### Goal:
Go through the material below, count the lines with the word "title", and reply with the count alone.

### Data provided:
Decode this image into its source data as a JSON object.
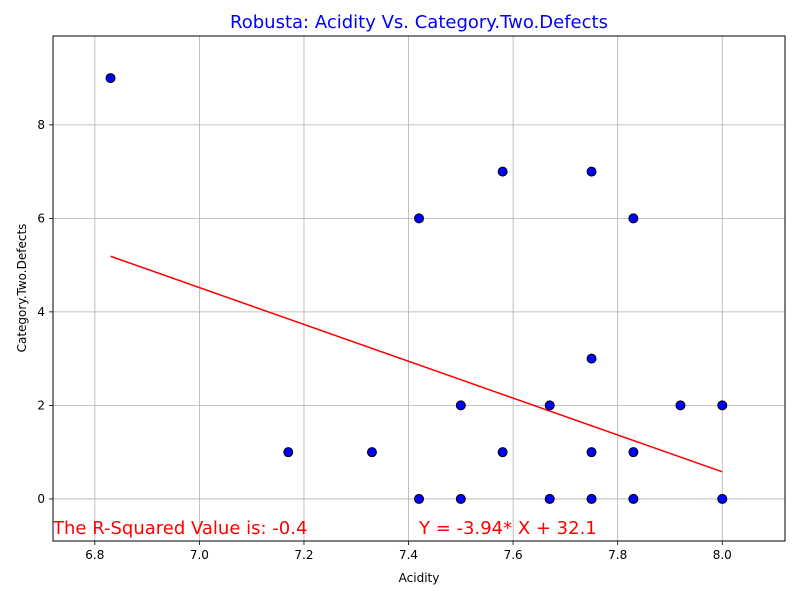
{
  "chart_data": {
    "type": "scatter",
    "title": "Robusta: Acidity Vs. Category.Two.Defects",
    "xlabel": "Acidity",
    "ylabel": "Category.Two.Defects",
    "xlim": [
      6.72,
      8.12
    ],
    "ylim": [
      -0.9,
      9.9
    ],
    "xticks": [
      6.8,
      7.0,
      7.2,
      7.4,
      7.6,
      7.8,
      8.0
    ],
    "xtick_labels": [
      "6.8",
      "7.0",
      "7.2",
      "7.4",
      "7.6",
      "7.8",
      "8.0"
    ],
    "yticks": [
      0,
      2,
      4,
      6,
      8
    ],
    "ytick_labels": [
      "0",
      "2",
      "4",
      "6",
      "8"
    ],
    "grid": true,
    "points": [
      {
        "x": 6.83,
        "y": 9
      },
      {
        "x": 7.17,
        "y": 1
      },
      {
        "x": 7.33,
        "y": 1
      },
      {
        "x": 7.42,
        "y": 6
      },
      {
        "x": 7.42,
        "y": 0
      },
      {
        "x": 7.5,
        "y": 2
      },
      {
        "x": 7.5,
        "y": 0
      },
      {
        "x": 7.58,
        "y": 7
      },
      {
        "x": 7.58,
        "y": 1
      },
      {
        "x": 7.67,
        "y": 2
      },
      {
        "x": 7.67,
        "y": 0
      },
      {
        "x": 7.75,
        "y": 7
      },
      {
        "x": 7.75,
        "y": 3
      },
      {
        "x": 7.75,
        "y": 1
      },
      {
        "x": 7.75,
        "y": 0
      },
      {
        "x": 7.83,
        "y": 6
      },
      {
        "x": 7.83,
        "y": 1
      },
      {
        "x": 7.83,
        "y": 0
      },
      {
        "x": 7.92,
        "y": 2
      },
      {
        "x": 8.0,
        "y": 2
      },
      {
        "x": 8.0,
        "y": 0
      }
    ],
    "regression": {
      "slope": -3.94,
      "intercept": 32.1,
      "x_range": [
        6.83,
        8.0
      ]
    },
    "annotations": {
      "r_squared": "The R-Squared Value is: -0.4",
      "equation": "Y = -3.94* X + 32.1"
    },
    "colors": {
      "title": "#0000ff",
      "marker_fill": "#0000ff",
      "marker_edge": "#000000",
      "line": "#ff0000",
      "annotation": "#ff0000",
      "grid": "#b0b0b0"
    }
  }
}
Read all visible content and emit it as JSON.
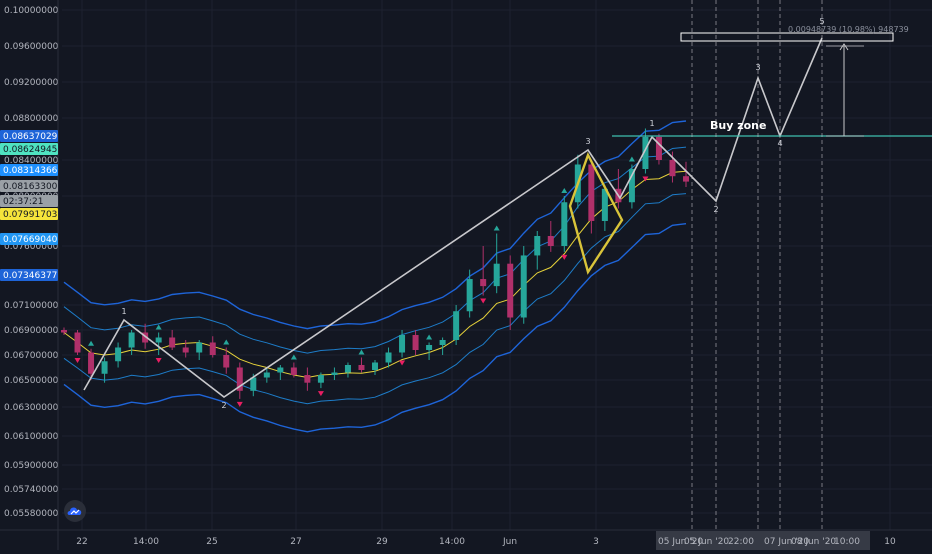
{
  "colors": {
    "background": "#131722",
    "grid": "#1e2230",
    "axis_text": "#b2b5be",
    "candle_up": "#26a69a",
    "candle_down": "#b0306a",
    "band_outer": "#1e64d8",
    "band_mid": "#2196f3",
    "ma_yellow": "#e6d23a",
    "elliott": "#c8c8cc",
    "pattern": "#d9c43a",
    "buy_zone": "#3fbfae",
    "marker_up": "#26a69a",
    "marker_down": "#e91e63"
  },
  "annotations": {
    "buy_zone": "Buy zone",
    "measure": "0.00948739 (10.98%) 948739"
  },
  "price_badges": [
    {
      "value": "0.08637029",
      "bg": "#1e64d8",
      "fg": "#ffffff"
    },
    {
      "value": "0.08624945",
      "bg": "#4fe3c1",
      "fg": "#131722"
    },
    {
      "value": "0.08314366",
      "bg": "#1e90ff",
      "fg": "#ffffff"
    },
    {
      "value": "0.08163300",
      "bg": "#9aa0a6",
      "fg": "#131722"
    },
    {
      "value": "02:37:21",
      "bg": "#9aa0a6",
      "fg": "#131722"
    },
    {
      "value": "0.07991703",
      "bg": "#f5e43b",
      "fg": "#131722"
    },
    {
      "value": "0.07669040",
      "bg": "#2196f3",
      "fg": "#ffffff"
    },
    {
      "value": "0.07346377",
      "bg": "#1e64d8",
      "fg": "#ffffff"
    }
  ],
  "x_time_badges": [
    "05 Jun '20",
    "05 Jun '20",
    "22:00",
    "07 Jun '20",
    "08 Jun '20",
    "10:00"
  ],
  "chart_data": {
    "type": "candlestick",
    "y_ticks": [
      "0.10000000",
      "0.09600000",
      "0.09200000",
      "0.08800000",
      "0.08400000",
      "0.08000000",
      "0.07600000",
      "0.07100000",
      "0.06900000",
      "0.06700000",
      "0.06500000",
      "0.06300000",
      "0.06100000",
      "0.05900000",
      "0.05740000",
      "0.05580000"
    ],
    "x_ticks": [
      "22",
      "14:00",
      "25",
      "27",
      "29",
      "14:00",
      "Jun",
      "3",
      "10"
    ],
    "candles": [
      {
        "o": 0.069,
        "h": 0.0692,
        "l": 0.0686,
        "c": 0.0688
      },
      {
        "o": 0.0688,
        "h": 0.069,
        "l": 0.067,
        "c": 0.0672
      },
      {
        "o": 0.0672,
        "h": 0.0675,
        "l": 0.065,
        "c": 0.0655
      },
      {
        "o": 0.0655,
        "h": 0.0668,
        "l": 0.0648,
        "c": 0.0665
      },
      {
        "o": 0.0665,
        "h": 0.068,
        "l": 0.066,
        "c": 0.0676
      },
      {
        "o": 0.0676,
        "h": 0.069,
        "l": 0.067,
        "c": 0.0688
      },
      {
        "o": 0.0688,
        "h": 0.0695,
        "l": 0.0675,
        "c": 0.068
      },
      {
        "o": 0.068,
        "h": 0.0688,
        "l": 0.067,
        "c": 0.0684
      },
      {
        "o": 0.0684,
        "h": 0.069,
        "l": 0.0674,
        "c": 0.0676
      },
      {
        "o": 0.0676,
        "h": 0.0682,
        "l": 0.0668,
        "c": 0.0672
      },
      {
        "o": 0.0672,
        "h": 0.0682,
        "l": 0.0666,
        "c": 0.068
      },
      {
        "o": 0.068,
        "h": 0.0685,
        "l": 0.0668,
        "c": 0.067
      },
      {
        "o": 0.067,
        "h": 0.0676,
        "l": 0.0655,
        "c": 0.066
      },
      {
        "o": 0.066,
        "h": 0.0664,
        "l": 0.0636,
        "c": 0.0642
      },
      {
        "o": 0.0642,
        "h": 0.0655,
        "l": 0.0638,
        "c": 0.0652
      },
      {
        "o": 0.0652,
        "h": 0.066,
        "l": 0.0648,
        "c": 0.0656
      },
      {
        "o": 0.0656,
        "h": 0.0662,
        "l": 0.065,
        "c": 0.066
      },
      {
        "o": 0.066,
        "h": 0.0664,
        "l": 0.0652,
        "c": 0.0654
      },
      {
        "o": 0.0654,
        "h": 0.066,
        "l": 0.0642,
        "c": 0.0648
      },
      {
        "o": 0.0648,
        "h": 0.0656,
        "l": 0.0644,
        "c": 0.0654
      },
      {
        "o": 0.0654,
        "h": 0.066,
        "l": 0.065,
        "c": 0.0656
      },
      {
        "o": 0.0656,
        "h": 0.0664,
        "l": 0.0652,
        "c": 0.0662
      },
      {
        "o": 0.0662,
        "h": 0.0668,
        "l": 0.0656,
        "c": 0.0658
      },
      {
        "o": 0.0658,
        "h": 0.0666,
        "l": 0.0654,
        "c": 0.0664
      },
      {
        "o": 0.0664,
        "h": 0.0676,
        "l": 0.066,
        "c": 0.0672
      },
      {
        "o": 0.0672,
        "h": 0.069,
        "l": 0.0668,
        "c": 0.0686
      },
      {
        "o": 0.0686,
        "h": 0.069,
        "l": 0.067,
        "c": 0.0674
      },
      {
        "o": 0.0674,
        "h": 0.068,
        "l": 0.0666,
        "c": 0.0678
      },
      {
        "o": 0.0678,
        "h": 0.0684,
        "l": 0.067,
        "c": 0.0682
      },
      {
        "o": 0.0682,
        "h": 0.071,
        "l": 0.0678,
        "c": 0.0705
      },
      {
        "o": 0.0705,
        "h": 0.074,
        "l": 0.07,
        "c": 0.0732
      },
      {
        "o": 0.0732,
        "h": 0.076,
        "l": 0.0718,
        "c": 0.0726
      },
      {
        "o": 0.0726,
        "h": 0.077,
        "l": 0.072,
        "c": 0.0745
      },
      {
        "o": 0.0745,
        "h": 0.0752,
        "l": 0.069,
        "c": 0.07
      },
      {
        "o": 0.07,
        "h": 0.076,
        "l": 0.0695,
        "c": 0.0752
      },
      {
        "o": 0.0752,
        "h": 0.0772,
        "l": 0.074,
        "c": 0.0768
      },
      {
        "o": 0.0768,
        "h": 0.078,
        "l": 0.0755,
        "c": 0.076
      },
      {
        "o": 0.076,
        "h": 0.08,
        "l": 0.0755,
        "c": 0.0795
      },
      {
        "o": 0.0795,
        "h": 0.0845,
        "l": 0.079,
        "c": 0.0835
      },
      {
        "o": 0.0835,
        "h": 0.084,
        "l": 0.077,
        "c": 0.078
      },
      {
        "o": 0.078,
        "h": 0.0812,
        "l": 0.0772,
        "c": 0.0808
      },
      {
        "o": 0.0808,
        "h": 0.083,
        "l": 0.079,
        "c": 0.0795
      },
      {
        "o": 0.0795,
        "h": 0.0835,
        "l": 0.079,
        "c": 0.083
      },
      {
        "o": 0.083,
        "h": 0.087,
        "l": 0.0825,
        "c": 0.0862
      },
      {
        "o": 0.0862,
        "h": 0.0865,
        "l": 0.0835,
        "c": 0.084
      },
      {
        "o": 0.084,
        "h": 0.0848,
        "l": 0.0815,
        "c": 0.0822
      },
      {
        "o": 0.0822,
        "h": 0.0838,
        "l": 0.081,
        "c": 0.0816
      }
    ]
  }
}
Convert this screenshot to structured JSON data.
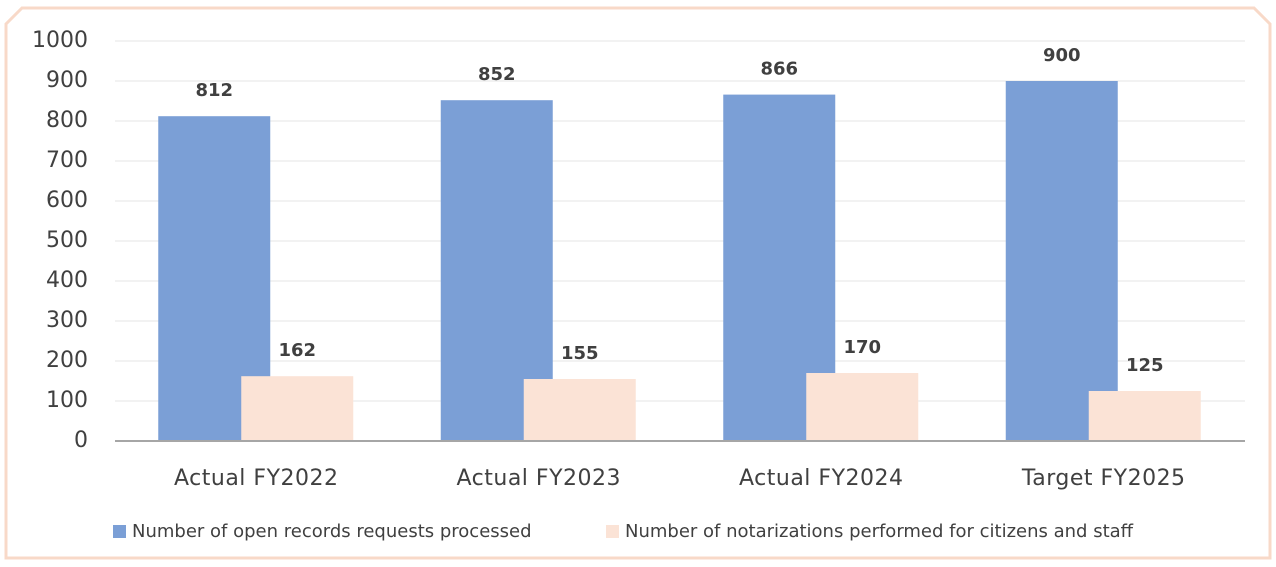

### The response:
2